## BEGIN
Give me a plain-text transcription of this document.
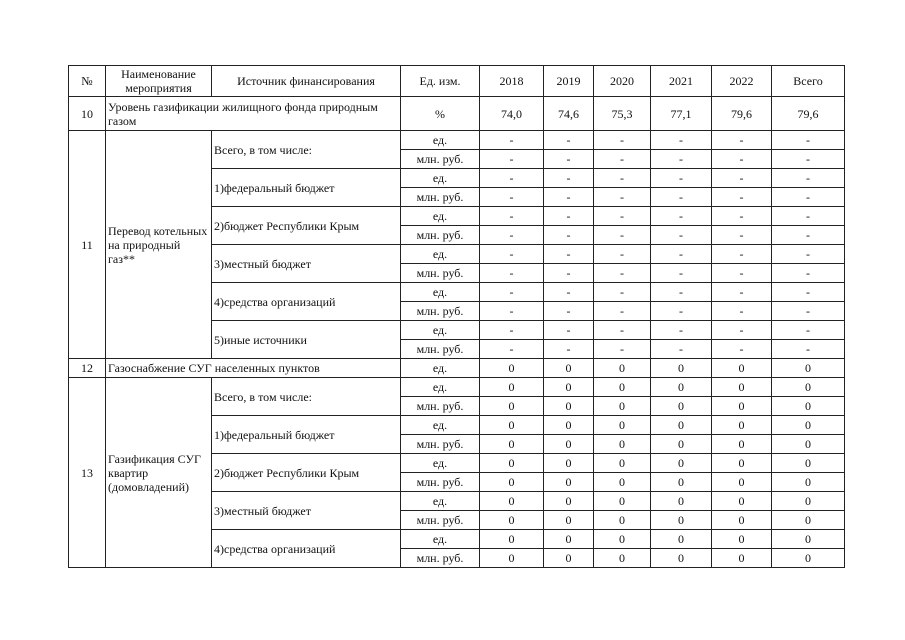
№	Наименование мероприятия	Источник финансирования	Ед. изм.	2018	2019	2020	2021	2022	Всего
10	Уровень газификации жилищного фонда природным газом		%	74,0	74,6	75,3	77,1	79,6	79,6
11	Перевод котельных на природный газ**	Всего, в том числе:	ед.	-	-	-	-	-	-
			млн. руб.	-	-	-	-	-	-
		1)федеральный бюджет	ед.	-	-	-	-	-	-
			млн. руб.	-	-	-	-	-	-
		2)бюджет Республики Крым	ед.	-	-	-	-	-	-
			млн. руб.	-	-	-	-	-	-
		3)местный бюджет	ед.	-	-	-	-	-	-
			млн. руб.	-	-	-	-	-	-
		4)средства организаций	ед.	-	-	-	-	-	-
			млн. руб.	-	-	-	-	-	-
		5)иные источники	ед.	-	-	-	-	-	-
			млн. руб.	-	-	-	-	-	-
12	Газоснабжение СУГ населенных пунктов		ед.	0	0	0	0	0	0
13	Газификация СУГ квартир (домовладений)	Всего, в том числе:	ед.	0	0	0	0	0	0
			млн. руб.	0	0	0	0	0	0
		1)федеральный бюджет	ед.	0	0	0	0	0	0
			млн. руб.	0	0	0	0	0	0
		2)бюджет Республики Крым	ед.	0	0	0	0	0	0
			млн. руб.	0	0	0	0	0	0
		3)местный бюджет	ед.	0	0	0	0	0	0
			млн. руб.	0	0	0	0	0	0
		4)средства организаций	ед.	0	0	0	0	0	0
			млн. руб.	0	0	0	0	0	0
## END
**SET EXERCISE**
Write out every line above exactly as it is, leaving out the pictures.

**RESPONSE TO THE TASK**
Give me a plain-text transcription of this document.
№	Наименование мероприятия	Источник финансирования	Ед. изм.	2018	2019	2020	2021	2022	Всего
10	Уровень газификации жилищного фонда природным газом		%	74,0	74,6	75,3	77,1	79,6	79,6
11	Перевод котельных на природный газ**	Всего, в том числе:	ед.	-	-	-	-	-	-
			млн. руб.	-	-	-	-	-	-
		1)федеральный бюджет	ед.	-	-	-	-	-	-
			млн. руб.	-	-	-	-	-	-
		2)бюджет Республики Крым	ед.	-	-	-	-	-	-
			млн. руб.	-	-	-	-	-	-
		3)местный бюджет	ед.	-	-	-	-	-	-
			млн. руб.	-	-	-	-	-	-
		4)средства организаций	ед.	-	-	-	-	-	-
			млн. руб.	-	-	-	-	-	-
		5)иные источники	ед.	-	-	-	-	-	-
			млн. руб.	-	-	-	-	-	-
12	Газоснабжение СУГ населенных пунктов		ед.	0	0	0	0	0	0
13	Газификация СУГ квартир (домовладений)	Всего, в том числе:	ед.	0	0	0	0	0	0
			млн. руб.	0	0	0	0	0	0
		1)федеральный бюджет	ед.	0	0	0	0	0	0
			млн. руб.	0	0	0	0	0	0
		2)бюджет Республики Крым	ед.	0	0	0	0	0	0
			млн. руб.	0	0	0	0	0	0
		3)местный бюджет	ед.	0	0	0	0	0	0
			млн. руб.	0	0	0	0	0	0
		4)средства организаций	ед.	0	0	0	0	0	0
			млн. руб.	0	0	0	0	0	0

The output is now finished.